Rewrite the rows from the start of the stored rows through the line containing "Text: B: B bbox=[69, 102, 78, 115]", both ends included. Swap each "Potential" for "Projected" and leave everything else unchanged.

-- Material supplied start --

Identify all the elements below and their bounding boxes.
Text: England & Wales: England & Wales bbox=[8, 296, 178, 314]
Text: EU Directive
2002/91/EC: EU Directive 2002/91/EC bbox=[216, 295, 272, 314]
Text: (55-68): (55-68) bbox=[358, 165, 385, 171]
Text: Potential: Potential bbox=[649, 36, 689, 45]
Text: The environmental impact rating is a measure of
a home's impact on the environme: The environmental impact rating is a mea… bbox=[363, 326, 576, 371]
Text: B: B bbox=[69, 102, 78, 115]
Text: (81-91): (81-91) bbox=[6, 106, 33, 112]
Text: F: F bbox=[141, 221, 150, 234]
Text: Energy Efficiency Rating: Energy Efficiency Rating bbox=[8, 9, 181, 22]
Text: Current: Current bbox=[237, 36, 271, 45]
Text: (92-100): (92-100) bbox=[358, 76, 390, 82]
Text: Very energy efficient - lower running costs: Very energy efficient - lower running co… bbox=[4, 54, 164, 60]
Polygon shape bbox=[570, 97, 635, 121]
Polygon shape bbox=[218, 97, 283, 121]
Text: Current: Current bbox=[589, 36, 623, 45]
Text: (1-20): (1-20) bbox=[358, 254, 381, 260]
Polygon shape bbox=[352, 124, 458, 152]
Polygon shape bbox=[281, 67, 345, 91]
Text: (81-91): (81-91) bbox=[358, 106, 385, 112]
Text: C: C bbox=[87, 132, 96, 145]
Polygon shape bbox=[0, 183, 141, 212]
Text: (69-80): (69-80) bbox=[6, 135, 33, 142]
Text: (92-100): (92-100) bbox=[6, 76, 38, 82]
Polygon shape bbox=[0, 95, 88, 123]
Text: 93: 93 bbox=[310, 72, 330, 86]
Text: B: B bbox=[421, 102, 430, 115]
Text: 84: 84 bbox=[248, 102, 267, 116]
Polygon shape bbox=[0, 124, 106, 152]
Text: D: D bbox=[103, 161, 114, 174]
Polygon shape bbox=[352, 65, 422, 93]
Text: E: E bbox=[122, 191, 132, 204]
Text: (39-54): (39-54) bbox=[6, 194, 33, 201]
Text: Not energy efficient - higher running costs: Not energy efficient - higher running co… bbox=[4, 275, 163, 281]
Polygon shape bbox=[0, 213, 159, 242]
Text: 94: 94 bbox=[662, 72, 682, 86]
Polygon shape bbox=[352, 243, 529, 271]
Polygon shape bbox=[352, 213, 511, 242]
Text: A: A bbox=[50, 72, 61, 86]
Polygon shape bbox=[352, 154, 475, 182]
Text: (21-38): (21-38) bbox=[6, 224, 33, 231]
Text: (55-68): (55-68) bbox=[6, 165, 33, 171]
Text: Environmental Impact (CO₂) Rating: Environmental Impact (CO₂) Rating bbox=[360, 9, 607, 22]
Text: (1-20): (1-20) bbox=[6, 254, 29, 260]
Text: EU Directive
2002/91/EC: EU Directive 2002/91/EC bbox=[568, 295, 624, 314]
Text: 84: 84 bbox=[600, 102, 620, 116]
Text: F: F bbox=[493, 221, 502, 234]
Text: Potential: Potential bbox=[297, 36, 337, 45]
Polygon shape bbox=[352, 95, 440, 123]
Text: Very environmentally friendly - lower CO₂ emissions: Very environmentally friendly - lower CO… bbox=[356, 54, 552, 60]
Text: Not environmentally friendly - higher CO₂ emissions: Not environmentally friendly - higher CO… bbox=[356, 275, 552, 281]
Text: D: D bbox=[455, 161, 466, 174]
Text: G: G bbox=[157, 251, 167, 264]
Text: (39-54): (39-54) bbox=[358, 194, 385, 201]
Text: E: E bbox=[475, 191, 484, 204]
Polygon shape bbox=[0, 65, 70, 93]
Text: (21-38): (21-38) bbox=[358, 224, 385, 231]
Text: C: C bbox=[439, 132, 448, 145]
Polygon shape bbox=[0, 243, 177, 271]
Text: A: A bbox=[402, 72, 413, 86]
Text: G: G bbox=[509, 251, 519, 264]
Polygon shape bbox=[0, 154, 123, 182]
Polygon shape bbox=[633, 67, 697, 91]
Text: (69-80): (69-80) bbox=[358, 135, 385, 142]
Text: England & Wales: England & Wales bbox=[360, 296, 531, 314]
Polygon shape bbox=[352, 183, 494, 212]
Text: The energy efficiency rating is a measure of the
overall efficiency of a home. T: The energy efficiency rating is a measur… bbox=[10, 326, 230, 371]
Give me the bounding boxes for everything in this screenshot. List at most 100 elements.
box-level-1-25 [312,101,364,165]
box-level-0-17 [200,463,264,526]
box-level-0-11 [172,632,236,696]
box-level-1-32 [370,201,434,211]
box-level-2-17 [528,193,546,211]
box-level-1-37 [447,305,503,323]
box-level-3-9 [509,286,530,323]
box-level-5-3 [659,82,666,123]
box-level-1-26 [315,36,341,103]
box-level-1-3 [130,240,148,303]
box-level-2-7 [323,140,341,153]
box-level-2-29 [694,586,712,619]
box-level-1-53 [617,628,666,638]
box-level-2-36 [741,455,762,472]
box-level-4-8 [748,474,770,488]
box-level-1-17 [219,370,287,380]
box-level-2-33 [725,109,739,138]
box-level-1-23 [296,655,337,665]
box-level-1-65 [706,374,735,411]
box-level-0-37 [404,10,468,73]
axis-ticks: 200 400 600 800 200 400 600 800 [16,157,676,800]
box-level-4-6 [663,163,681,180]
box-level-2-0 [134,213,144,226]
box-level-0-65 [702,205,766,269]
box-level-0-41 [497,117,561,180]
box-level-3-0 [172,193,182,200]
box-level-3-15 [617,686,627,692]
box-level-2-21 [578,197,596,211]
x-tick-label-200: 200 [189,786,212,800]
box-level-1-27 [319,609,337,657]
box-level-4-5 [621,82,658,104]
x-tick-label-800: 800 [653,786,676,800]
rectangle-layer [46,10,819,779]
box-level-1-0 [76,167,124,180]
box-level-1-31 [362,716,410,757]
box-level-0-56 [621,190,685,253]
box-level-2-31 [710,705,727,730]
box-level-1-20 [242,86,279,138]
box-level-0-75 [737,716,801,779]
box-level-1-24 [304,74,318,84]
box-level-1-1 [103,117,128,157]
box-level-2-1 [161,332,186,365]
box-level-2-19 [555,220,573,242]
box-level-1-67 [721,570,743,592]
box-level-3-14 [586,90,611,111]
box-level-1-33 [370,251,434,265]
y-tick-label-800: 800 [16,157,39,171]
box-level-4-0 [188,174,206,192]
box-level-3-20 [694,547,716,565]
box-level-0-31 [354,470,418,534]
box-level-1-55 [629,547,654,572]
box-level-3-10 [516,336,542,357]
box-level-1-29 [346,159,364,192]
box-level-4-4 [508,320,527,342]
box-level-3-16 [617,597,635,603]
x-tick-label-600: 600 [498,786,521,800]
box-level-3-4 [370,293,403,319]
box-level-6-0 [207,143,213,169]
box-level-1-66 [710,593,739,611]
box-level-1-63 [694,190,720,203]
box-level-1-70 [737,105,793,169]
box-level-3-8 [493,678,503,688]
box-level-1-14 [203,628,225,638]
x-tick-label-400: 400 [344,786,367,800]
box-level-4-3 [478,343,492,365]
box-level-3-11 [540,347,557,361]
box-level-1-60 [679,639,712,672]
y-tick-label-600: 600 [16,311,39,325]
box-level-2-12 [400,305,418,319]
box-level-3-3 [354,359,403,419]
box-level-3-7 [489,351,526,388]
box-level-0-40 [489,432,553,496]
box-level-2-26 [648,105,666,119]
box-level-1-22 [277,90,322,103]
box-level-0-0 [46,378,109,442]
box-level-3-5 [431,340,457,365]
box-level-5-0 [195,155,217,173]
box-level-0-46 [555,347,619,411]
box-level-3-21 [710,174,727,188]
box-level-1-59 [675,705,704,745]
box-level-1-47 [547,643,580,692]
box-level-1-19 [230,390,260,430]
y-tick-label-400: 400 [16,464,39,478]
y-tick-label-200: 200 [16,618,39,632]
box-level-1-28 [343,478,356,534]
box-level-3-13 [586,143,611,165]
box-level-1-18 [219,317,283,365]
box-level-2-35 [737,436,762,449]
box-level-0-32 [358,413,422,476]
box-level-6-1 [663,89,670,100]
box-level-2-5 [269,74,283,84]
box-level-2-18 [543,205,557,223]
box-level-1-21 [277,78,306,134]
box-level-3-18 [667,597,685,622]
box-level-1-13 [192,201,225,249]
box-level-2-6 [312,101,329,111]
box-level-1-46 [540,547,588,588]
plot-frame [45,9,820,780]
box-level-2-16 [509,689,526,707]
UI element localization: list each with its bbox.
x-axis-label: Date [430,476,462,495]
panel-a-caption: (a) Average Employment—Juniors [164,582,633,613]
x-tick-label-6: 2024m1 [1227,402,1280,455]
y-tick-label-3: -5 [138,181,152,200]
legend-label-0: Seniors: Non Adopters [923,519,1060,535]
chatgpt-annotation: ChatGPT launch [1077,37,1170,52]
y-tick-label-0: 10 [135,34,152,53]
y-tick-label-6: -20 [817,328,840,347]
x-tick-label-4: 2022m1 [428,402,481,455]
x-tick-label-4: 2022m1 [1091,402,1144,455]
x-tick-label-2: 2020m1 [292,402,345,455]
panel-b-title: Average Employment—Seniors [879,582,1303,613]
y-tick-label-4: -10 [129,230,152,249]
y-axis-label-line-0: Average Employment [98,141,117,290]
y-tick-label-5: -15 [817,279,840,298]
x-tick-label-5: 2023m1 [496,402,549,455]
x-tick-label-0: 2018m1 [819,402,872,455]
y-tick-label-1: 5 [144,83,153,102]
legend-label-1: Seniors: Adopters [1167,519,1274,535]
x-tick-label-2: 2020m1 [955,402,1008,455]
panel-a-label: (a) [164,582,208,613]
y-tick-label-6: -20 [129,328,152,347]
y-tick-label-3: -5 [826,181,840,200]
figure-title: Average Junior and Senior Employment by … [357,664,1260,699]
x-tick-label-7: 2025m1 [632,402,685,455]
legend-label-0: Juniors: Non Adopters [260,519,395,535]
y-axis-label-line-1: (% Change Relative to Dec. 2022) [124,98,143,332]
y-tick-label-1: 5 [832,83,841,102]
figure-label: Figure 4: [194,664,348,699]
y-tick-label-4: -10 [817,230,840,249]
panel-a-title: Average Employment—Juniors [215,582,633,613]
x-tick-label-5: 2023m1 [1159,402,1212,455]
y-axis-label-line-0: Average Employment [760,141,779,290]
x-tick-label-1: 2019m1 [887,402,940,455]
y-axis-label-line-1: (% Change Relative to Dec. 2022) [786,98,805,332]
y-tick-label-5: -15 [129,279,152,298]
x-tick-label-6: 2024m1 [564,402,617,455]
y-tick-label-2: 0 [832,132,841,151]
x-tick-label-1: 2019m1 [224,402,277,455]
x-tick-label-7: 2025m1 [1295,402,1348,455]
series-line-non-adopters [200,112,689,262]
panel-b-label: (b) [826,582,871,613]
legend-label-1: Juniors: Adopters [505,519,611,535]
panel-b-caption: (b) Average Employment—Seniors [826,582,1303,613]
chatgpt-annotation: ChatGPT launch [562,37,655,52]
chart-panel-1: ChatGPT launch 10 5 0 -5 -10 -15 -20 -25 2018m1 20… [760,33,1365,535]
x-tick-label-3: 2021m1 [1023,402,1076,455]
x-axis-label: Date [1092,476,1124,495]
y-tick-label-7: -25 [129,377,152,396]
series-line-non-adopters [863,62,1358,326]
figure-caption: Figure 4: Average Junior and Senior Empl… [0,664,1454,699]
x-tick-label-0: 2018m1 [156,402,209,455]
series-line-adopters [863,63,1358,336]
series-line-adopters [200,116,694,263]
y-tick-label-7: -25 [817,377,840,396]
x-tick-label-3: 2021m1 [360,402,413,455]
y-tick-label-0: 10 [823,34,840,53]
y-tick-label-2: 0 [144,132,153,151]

-- Material supplied end --

- **Output for this exercise**:
Identify all the elements below and their bounding boxes.
Text: England & Wales: England & Wales bbox=[8, 296, 178, 314]
Text: EU Directive
2002/91/EC: EU Directive 2002/91/EC bbox=[216, 295, 272, 314]
Text: (55-68): (55-68) bbox=[358, 165, 385, 171]
Text: Projected: Projected bbox=[649, 36, 689, 45]
Text: The environmental impact rating is a measure of
a home's impact on the environme: The environmental impact rating is a mea… bbox=[363, 326, 576, 371]
Text: B: B bbox=[69, 102, 78, 115]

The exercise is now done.